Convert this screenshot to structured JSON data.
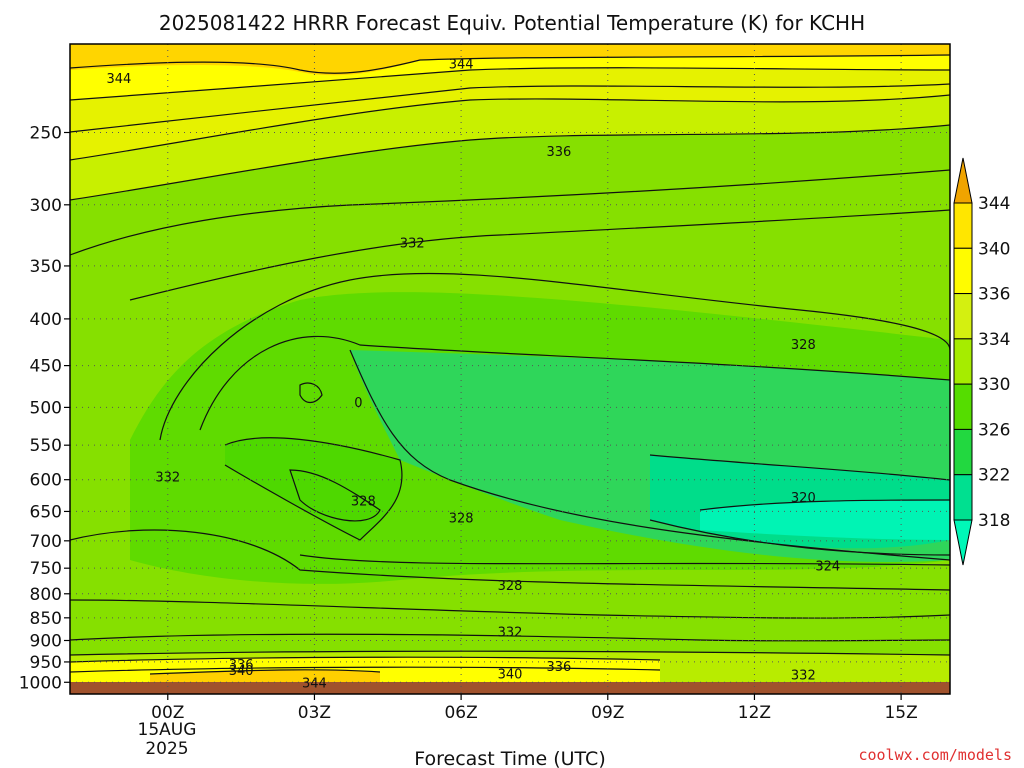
{
  "chart_data": {
    "type": "heatmap",
    "title": "2025081422 HRRR Forecast Equiv. Potential Temperature (K) for KCHH",
    "xlabel": "Forecast Time (UTC)",
    "ylabel": "",
    "credit": "coolwx.com/models",
    "x_ticks": [
      "00Z",
      "03Z",
      "06Z",
      "09Z",
      "12Z",
      "15Z"
    ],
    "x_date": [
      "15AUG",
      "2025"
    ],
    "y_ticks": [
      250,
      300,
      350,
      400,
      450,
      500,
      550,
      600,
      650,
      700,
      750,
      800,
      850,
      900,
      950,
      1000
    ],
    "y_scale": "log pressure (hPa), inverted",
    "x_range_hours_from_00Z": [
      -2,
      16
    ],
    "y_range_hPa": [
      1030,
      200
    ],
    "grid": true,
    "colorbar": {
      "labels": [
        344,
        340,
        336,
        334,
        330,
        326,
        322,
        318
      ],
      "colors": [
        "#f0a400",
        "#ffe600",
        "#fffc00",
        "#d4f010",
        "#a6ec00",
        "#55dd00",
        "#22d840",
        "#00e090",
        "#00f8b8"
      ]
    },
    "contour_labels": [
      {
        "text": "344",
        "x": -1.0,
        "y": 218
      },
      {
        "text": "344",
        "x": 6.0,
        "y": 210
      },
      {
        "text": "336",
        "x": 8.0,
        "y": 262
      },
      {
        "text": "332",
        "x": 5.0,
        "y": 330
      },
      {
        "text": "328",
        "x": 13.0,
        "y": 426
      },
      {
        "text": "0",
        "x": 3.9,
        "y": 493
      },
      {
        "text": "332",
        "x": 0.0,
        "y": 595
      },
      {
        "text": "328",
        "x": 4.0,
        "y": 632
      },
      {
        "text": "328",
        "x": 6.0,
        "y": 660
      },
      {
        "text": "320",
        "x": 13.0,
        "y": 627
      },
      {
        "text": "324",
        "x": 13.5,
        "y": 745
      },
      {
        "text": "328",
        "x": 7.0,
        "y": 782
      },
      {
        "text": "332",
        "x": 7.0,
        "y": 880
      },
      {
        "text": "336",
        "x": 1.5,
        "y": 955
      },
      {
        "text": "340",
        "x": 1.5,
        "y": 970
      },
      {
        "text": "336",
        "x": 8.0,
        "y": 960
      },
      {
        "text": "340",
        "x": 7.0,
        "y": 978
      },
      {
        "text": "344",
        "x": 3.0,
        "y": 1000
      },
      {
        "text": "332",
        "x": 13.0,
        "y": 980
      }
    ]
  }
}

━━━━━━━━

**Work to be completed**.
State how many lines in the entries above include the word "Forecast"; reply with the number alone.

**The completed task**.
2